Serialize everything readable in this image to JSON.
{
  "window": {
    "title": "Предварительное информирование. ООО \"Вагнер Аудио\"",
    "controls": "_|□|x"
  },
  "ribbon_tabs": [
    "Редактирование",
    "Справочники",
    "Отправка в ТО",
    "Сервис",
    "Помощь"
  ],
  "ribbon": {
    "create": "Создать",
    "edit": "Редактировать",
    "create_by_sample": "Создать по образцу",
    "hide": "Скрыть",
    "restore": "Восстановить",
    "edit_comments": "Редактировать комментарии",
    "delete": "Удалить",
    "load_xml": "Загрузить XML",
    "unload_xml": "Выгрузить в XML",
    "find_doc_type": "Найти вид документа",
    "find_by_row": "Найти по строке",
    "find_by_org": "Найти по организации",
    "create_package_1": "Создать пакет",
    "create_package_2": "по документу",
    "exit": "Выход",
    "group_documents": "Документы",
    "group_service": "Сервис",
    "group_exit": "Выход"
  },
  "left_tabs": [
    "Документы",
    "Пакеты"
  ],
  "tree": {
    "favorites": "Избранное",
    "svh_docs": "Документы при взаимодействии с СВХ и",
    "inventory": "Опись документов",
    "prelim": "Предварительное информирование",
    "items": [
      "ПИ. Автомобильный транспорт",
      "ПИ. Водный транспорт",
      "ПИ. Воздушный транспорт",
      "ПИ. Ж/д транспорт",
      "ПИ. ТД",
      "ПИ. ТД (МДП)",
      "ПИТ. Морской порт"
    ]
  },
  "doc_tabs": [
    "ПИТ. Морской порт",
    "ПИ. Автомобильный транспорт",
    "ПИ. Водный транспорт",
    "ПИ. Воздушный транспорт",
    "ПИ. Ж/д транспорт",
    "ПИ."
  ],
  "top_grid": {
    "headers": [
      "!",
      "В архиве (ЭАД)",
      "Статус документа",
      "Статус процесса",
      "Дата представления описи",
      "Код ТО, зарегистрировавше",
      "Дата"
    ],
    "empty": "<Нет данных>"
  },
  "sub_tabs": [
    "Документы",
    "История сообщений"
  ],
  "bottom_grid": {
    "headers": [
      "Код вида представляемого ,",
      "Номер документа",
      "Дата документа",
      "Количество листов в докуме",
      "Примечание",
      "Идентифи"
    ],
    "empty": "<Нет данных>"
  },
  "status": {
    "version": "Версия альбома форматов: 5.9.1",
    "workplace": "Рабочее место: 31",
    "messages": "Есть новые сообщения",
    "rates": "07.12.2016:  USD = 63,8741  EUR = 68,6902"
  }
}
************
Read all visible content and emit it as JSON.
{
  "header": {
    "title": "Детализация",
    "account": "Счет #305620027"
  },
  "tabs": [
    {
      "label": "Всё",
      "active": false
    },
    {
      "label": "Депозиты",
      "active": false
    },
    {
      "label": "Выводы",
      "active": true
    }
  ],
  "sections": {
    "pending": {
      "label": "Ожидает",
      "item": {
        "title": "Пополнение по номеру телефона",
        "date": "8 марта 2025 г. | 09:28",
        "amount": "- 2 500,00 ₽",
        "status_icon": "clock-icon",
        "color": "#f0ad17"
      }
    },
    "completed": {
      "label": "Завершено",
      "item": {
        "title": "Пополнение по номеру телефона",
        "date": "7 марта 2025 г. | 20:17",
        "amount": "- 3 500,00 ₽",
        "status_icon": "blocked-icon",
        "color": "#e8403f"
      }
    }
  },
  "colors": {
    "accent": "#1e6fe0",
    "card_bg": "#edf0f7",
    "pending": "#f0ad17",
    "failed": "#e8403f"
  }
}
************
REQUIREMENT –
In the entries above, locate every line with the word "документа" and copy it.

TASK RESULT –
    "find_doc_type": "Найти вид документа",
      "Статус документа",
      "Номер документа",
      "Дата документа",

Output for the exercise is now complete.